TASK:
Write every entry out again exactly, please, and skip the pictures.

begin

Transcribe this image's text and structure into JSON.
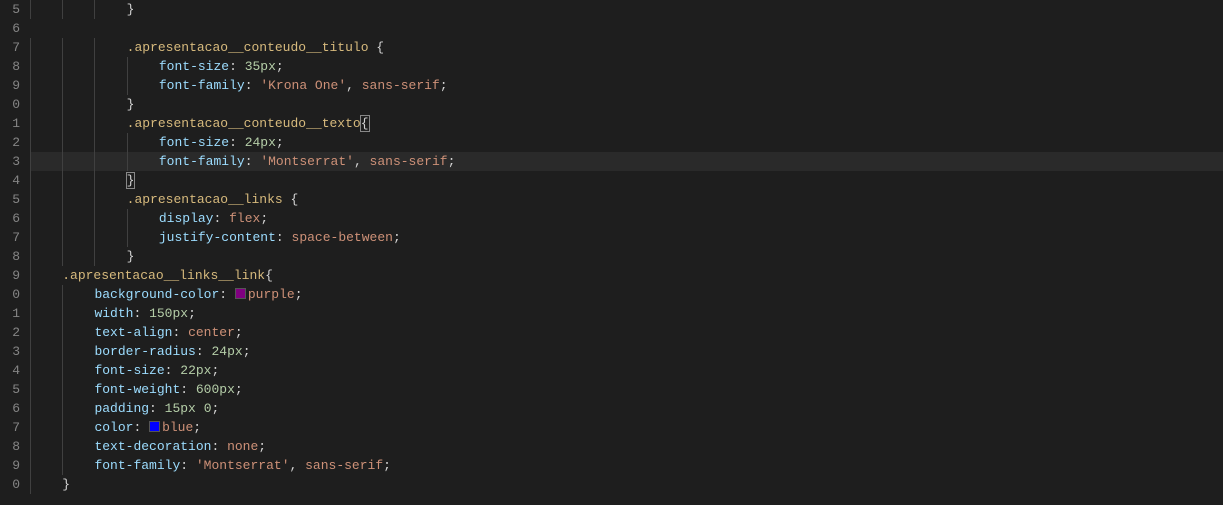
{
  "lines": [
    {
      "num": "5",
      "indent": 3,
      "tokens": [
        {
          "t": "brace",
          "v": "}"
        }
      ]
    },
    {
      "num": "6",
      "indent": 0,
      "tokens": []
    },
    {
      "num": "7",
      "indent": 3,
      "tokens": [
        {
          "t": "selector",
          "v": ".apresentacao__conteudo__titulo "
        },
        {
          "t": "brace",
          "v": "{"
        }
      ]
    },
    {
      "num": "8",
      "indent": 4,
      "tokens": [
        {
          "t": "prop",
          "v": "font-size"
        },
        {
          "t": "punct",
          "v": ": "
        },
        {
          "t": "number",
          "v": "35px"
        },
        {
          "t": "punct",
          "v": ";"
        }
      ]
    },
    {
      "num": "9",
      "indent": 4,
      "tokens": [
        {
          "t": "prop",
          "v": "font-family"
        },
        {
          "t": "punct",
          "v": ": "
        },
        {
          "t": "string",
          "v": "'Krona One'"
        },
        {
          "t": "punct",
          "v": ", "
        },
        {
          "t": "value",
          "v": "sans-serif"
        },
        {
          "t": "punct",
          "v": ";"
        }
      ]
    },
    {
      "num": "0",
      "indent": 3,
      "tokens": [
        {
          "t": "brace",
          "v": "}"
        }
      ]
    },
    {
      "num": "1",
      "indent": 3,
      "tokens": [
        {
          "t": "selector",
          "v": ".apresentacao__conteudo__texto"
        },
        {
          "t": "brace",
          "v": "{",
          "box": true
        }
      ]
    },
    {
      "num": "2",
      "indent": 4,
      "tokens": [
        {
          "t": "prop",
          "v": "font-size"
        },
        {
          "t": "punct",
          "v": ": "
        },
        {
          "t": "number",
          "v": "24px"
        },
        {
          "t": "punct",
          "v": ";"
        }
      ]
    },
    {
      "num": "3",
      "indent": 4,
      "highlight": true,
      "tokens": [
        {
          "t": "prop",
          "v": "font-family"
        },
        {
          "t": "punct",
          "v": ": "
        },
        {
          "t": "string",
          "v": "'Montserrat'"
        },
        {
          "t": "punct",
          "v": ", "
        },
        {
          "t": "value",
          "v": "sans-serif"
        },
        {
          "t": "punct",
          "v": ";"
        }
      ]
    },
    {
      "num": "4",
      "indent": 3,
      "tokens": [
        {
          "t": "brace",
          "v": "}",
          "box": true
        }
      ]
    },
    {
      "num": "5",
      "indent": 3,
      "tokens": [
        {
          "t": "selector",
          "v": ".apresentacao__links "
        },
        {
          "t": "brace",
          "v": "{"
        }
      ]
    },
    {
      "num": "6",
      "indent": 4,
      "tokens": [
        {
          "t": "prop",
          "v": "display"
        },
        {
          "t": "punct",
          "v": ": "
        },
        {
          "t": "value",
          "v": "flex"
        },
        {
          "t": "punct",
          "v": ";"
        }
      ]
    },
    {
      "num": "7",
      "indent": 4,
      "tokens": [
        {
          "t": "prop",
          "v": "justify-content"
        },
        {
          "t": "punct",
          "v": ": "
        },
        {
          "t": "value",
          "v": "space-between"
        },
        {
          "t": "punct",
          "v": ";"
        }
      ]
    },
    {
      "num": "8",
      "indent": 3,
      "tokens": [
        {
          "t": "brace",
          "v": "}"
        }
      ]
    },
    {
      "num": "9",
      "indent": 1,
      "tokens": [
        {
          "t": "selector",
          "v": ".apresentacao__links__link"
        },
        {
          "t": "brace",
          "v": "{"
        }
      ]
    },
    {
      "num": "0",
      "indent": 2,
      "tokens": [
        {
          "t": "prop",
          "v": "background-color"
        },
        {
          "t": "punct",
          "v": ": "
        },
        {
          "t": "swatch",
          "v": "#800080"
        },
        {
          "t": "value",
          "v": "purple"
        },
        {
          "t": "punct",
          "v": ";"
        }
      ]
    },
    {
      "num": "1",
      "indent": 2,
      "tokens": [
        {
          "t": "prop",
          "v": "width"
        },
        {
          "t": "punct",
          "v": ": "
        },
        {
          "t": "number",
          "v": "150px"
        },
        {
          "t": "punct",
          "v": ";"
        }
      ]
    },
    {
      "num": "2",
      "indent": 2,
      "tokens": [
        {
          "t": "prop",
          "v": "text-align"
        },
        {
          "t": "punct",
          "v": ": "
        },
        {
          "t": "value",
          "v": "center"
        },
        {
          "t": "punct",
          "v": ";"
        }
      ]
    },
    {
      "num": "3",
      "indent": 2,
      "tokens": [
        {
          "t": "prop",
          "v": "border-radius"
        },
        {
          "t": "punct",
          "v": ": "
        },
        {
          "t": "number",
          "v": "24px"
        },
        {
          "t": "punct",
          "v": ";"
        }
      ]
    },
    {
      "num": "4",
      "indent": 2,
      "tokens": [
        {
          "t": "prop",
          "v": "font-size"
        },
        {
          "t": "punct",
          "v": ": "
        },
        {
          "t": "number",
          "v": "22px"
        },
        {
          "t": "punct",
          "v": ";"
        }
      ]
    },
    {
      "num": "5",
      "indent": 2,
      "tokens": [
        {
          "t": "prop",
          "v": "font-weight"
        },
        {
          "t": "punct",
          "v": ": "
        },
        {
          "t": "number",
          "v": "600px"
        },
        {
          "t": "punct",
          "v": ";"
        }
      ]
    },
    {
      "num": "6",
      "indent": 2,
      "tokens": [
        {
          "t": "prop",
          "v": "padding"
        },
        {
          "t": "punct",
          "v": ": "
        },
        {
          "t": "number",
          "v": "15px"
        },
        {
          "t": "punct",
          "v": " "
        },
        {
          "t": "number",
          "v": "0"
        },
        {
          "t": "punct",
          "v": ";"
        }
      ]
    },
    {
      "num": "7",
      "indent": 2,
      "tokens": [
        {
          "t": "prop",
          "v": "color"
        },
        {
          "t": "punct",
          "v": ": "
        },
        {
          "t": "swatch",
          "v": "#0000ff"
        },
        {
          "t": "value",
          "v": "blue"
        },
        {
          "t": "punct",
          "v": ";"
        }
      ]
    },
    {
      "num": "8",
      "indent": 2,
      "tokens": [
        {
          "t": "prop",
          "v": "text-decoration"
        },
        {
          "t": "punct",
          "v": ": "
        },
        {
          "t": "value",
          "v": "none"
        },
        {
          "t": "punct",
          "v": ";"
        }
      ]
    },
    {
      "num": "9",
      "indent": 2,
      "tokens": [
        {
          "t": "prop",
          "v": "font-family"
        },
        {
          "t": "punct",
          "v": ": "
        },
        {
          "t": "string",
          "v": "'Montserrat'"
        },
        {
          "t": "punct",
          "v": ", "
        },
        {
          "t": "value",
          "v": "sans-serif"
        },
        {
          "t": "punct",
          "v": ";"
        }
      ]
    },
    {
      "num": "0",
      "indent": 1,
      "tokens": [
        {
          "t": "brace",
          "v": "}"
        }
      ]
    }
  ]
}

end

COMPLETE ANSWER:
Transcribe this image's text and structure into JSON.
{
  "lines": [
    {
      "num": "5",
      "indent": 3,
      "tokens": [
        {
          "t": "brace",
          "v": "}"
        }
      ]
    },
    {
      "num": "6",
      "indent": 0,
      "tokens": []
    },
    {
      "num": "7",
      "indent": 3,
      "tokens": [
        {
          "t": "selector",
          "v": ".apresentacao__conteudo__titulo "
        },
        {
          "t": "brace",
          "v": "{"
        }
      ]
    },
    {
      "num": "8",
      "indent": 4,
      "tokens": [
        {
          "t": "prop",
          "v": "font-size"
        },
        {
          "t": "punct",
          "v": ": "
        },
        {
          "t": "number",
          "v": "35px"
        },
        {
          "t": "punct",
          "v": ";"
        }
      ]
    },
    {
      "num": "9",
      "indent": 4,
      "tokens": [
        {
          "t": "prop",
          "v": "font-family"
        },
        {
          "t": "punct",
          "v": ": "
        },
        {
          "t": "string",
          "v": "'Krona One'"
        },
        {
          "t": "punct",
          "v": ", "
        },
        {
          "t": "value",
          "v": "sans-serif"
        },
        {
          "t": "punct",
          "v": ";"
        }
      ]
    },
    {
      "num": "0",
      "indent": 3,
      "tokens": [
        {
          "t": "brace",
          "v": "}"
        }
      ]
    },
    {
      "num": "1",
      "indent": 3,
      "tokens": [
        {
          "t": "selector",
          "v": ".apresentacao__conteudo__texto"
        },
        {
          "t": "brace",
          "v": "{",
          "box": true
        }
      ]
    },
    {
      "num": "2",
      "indent": 4,
      "tokens": [
        {
          "t": "prop",
          "v": "font-size"
        },
        {
          "t": "punct",
          "v": ": "
        },
        {
          "t": "number",
          "v": "24px"
        },
        {
          "t": "punct",
          "v": ";"
        }
      ]
    },
    {
      "num": "3",
      "indent": 4,
      "highlight": true,
      "tokens": [
        {
          "t": "prop",
          "v": "font-family"
        },
        {
          "t": "punct",
          "v": ": "
        },
        {
          "t": "string",
          "v": "'Montserrat'"
        },
        {
          "t": "punct",
          "v": ", "
        },
        {
          "t": "value",
          "v": "sans-serif"
        },
        {
          "t": "punct",
          "v": ";"
        }
      ]
    },
    {
      "num": "4",
      "indent": 3,
      "tokens": [
        {
          "t": "brace",
          "v": "}",
          "box": true
        }
      ]
    },
    {
      "num": "5",
      "indent": 3,
      "tokens": [
        {
          "t": "selector",
          "v": ".apresentacao__links "
        },
        {
          "t": "brace",
          "v": "{"
        }
      ]
    },
    {
      "num": "6",
      "indent": 4,
      "tokens": [
        {
          "t": "prop",
          "v": "display"
        },
        {
          "t": "punct",
          "v": ": "
        },
        {
          "t": "value",
          "v": "flex"
        },
        {
          "t": "punct",
          "v": ";"
        }
      ]
    },
    {
      "num": "7",
      "indent": 4,
      "tokens": [
        {
          "t": "prop",
          "v": "justify-content"
        },
        {
          "t": "punct",
          "v": ": "
        },
        {
          "t": "value",
          "v": "space-between"
        },
        {
          "t": "punct",
          "v": ";"
        }
      ]
    },
    {
      "num": "8",
      "indent": 3,
      "tokens": [
        {
          "t": "brace",
          "v": "}"
        }
      ]
    },
    {
      "num": "9",
      "indent": 1,
      "tokens": [
        {
          "t": "selector",
          "v": ".apresentacao__links__link"
        },
        {
          "t": "brace",
          "v": "{"
        }
      ]
    },
    {
      "num": "0",
      "indent": 2,
      "tokens": [
        {
          "t": "prop",
          "v": "background-color"
        },
        {
          "t": "punct",
          "v": ": "
        },
        {
          "t": "swatch",
          "v": "#800080"
        },
        {
          "t": "value",
          "v": "purple"
        },
        {
          "t": "punct",
          "v": ";"
        }
      ]
    },
    {
      "num": "1",
      "indent": 2,
      "tokens": [
        {
          "t": "prop",
          "v": "width"
        },
        {
          "t": "punct",
          "v": ": "
        },
        {
          "t": "number",
          "v": "150px"
        },
        {
          "t": "punct",
          "v": ";"
        }
      ]
    },
    {
      "num": "2",
      "indent": 2,
      "tokens": [
        {
          "t": "prop",
          "v": "text-align"
        },
        {
          "t": "punct",
          "v": ": "
        },
        {
          "t": "value",
          "v": "center"
        },
        {
          "t": "punct",
          "v": ";"
        }
      ]
    },
    {
      "num": "3",
      "indent": 2,
      "tokens": [
        {
          "t": "prop",
          "v": "border-radius"
        },
        {
          "t": "punct",
          "v": ": "
        },
        {
          "t": "number",
          "v": "24px"
        },
        {
          "t": "punct",
          "v": ";"
        }
      ]
    },
    {
      "num": "4",
      "indent": 2,
      "tokens": [
        {
          "t": "prop",
          "v": "font-size"
        },
        {
          "t": "punct",
          "v": ": "
        },
        {
          "t": "number",
          "v": "22px"
        },
        {
          "t": "punct",
          "v": ";"
        }
      ]
    },
    {
      "num": "5",
      "indent": 2,
      "tokens": [
        {
          "t": "prop",
          "v": "font-weight"
        },
        {
          "t": "punct",
          "v": ": "
        },
        {
          "t": "number",
          "v": "600px"
        },
        {
          "t": "punct",
          "v": ";"
        }
      ]
    },
    {
      "num": "6",
      "indent": 2,
      "tokens": [
        {
          "t": "prop",
          "v": "padding"
        },
        {
          "t": "punct",
          "v": ": "
        },
        {
          "t": "number",
          "v": "15px"
        },
        {
          "t": "punct",
          "v": " "
        },
        {
          "t": "number",
          "v": "0"
        },
        {
          "t": "punct",
          "v": ";"
        }
      ]
    },
    {
      "num": "7",
      "indent": 2,
      "tokens": [
        {
          "t": "prop",
          "v": "color"
        },
        {
          "t": "punct",
          "v": ": "
        },
        {
          "t": "swatch",
          "v": "#0000ff"
        },
        {
          "t": "value",
          "v": "blue"
        },
        {
          "t": "punct",
          "v": ";"
        }
      ]
    },
    {
      "num": "8",
      "indent": 2,
      "tokens": [
        {
          "t": "prop",
          "v": "text-decoration"
        },
        {
          "t": "punct",
          "v": ": "
        },
        {
          "t": "value",
          "v": "none"
        },
        {
          "t": "punct",
          "v": ";"
        }
      ]
    },
    {
      "num": "9",
      "indent": 2,
      "tokens": [
        {
          "t": "prop",
          "v": "font-family"
        },
        {
          "t": "punct",
          "v": ": "
        },
        {
          "t": "string",
          "v": "'Montserrat'"
        },
        {
          "t": "punct",
          "v": ", "
        },
        {
          "t": "value",
          "v": "sans-serif"
        },
        {
          "t": "punct",
          "v": ";"
        }
      ]
    },
    {
      "num": "0",
      "indent": 1,
      "tokens": [
        {
          "t": "brace",
          "v": "}"
        }
      ]
    }
  ]
}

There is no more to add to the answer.